[Records that describe figures]
= = = = = = =

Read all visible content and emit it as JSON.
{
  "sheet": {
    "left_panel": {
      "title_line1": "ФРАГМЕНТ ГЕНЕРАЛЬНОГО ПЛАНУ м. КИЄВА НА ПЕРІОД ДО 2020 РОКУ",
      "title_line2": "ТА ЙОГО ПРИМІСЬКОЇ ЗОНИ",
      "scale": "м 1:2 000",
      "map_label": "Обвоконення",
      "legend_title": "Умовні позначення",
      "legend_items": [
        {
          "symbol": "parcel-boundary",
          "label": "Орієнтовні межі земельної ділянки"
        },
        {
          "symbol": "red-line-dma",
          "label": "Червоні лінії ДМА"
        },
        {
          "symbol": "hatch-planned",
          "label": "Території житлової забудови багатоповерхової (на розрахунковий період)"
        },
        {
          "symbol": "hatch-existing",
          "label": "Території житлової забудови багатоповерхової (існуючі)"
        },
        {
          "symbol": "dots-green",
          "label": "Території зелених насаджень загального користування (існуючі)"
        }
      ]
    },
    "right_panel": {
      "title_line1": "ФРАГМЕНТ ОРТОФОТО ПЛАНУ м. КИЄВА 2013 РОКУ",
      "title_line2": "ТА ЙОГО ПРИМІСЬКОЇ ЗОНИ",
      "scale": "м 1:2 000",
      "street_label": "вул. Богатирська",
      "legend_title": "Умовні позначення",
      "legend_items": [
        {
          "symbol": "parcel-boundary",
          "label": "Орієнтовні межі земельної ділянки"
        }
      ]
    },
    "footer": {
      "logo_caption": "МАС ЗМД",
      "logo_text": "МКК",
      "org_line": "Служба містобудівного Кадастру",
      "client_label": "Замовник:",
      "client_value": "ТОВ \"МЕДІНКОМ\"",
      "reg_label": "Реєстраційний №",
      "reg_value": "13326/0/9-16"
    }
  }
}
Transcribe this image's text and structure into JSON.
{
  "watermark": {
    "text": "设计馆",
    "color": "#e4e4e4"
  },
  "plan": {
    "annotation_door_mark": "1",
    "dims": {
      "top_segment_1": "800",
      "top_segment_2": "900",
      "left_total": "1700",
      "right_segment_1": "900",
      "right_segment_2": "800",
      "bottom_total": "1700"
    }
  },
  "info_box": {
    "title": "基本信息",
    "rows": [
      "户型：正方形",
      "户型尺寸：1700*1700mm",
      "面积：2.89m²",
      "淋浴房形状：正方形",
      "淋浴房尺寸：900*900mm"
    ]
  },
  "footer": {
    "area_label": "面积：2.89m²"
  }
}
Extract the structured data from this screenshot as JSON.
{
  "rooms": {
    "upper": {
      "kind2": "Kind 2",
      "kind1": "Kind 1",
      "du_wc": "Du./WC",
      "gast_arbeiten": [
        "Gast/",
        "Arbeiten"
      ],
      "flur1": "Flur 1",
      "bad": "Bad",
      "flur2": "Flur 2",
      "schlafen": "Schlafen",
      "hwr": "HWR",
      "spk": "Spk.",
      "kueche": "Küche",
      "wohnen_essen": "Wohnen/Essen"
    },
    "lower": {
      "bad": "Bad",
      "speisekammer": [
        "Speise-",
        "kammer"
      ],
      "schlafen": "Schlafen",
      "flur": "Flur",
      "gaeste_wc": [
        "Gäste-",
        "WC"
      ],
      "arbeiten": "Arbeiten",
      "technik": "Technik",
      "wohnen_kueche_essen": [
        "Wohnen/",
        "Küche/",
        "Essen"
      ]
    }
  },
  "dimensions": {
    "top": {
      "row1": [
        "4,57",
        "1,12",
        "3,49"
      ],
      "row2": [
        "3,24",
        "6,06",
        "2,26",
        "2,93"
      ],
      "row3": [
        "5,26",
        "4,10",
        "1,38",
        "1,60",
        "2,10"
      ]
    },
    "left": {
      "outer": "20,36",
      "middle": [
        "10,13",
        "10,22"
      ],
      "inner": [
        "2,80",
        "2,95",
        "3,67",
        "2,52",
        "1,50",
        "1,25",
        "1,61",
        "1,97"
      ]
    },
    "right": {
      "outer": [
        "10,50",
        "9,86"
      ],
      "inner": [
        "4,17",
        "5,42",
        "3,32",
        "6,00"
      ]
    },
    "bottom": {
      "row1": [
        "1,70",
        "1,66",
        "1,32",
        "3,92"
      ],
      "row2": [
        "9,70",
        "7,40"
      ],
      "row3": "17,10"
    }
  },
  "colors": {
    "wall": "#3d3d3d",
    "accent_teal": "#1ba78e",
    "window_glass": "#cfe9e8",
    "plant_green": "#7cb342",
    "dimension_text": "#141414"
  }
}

= = = = = = =

Aim → In the records above, find each line holding "this" and copy it.

Problem solution →
Transcribe this image's text and structure into JSON.
Extract the structured data from this screenshot as JSON.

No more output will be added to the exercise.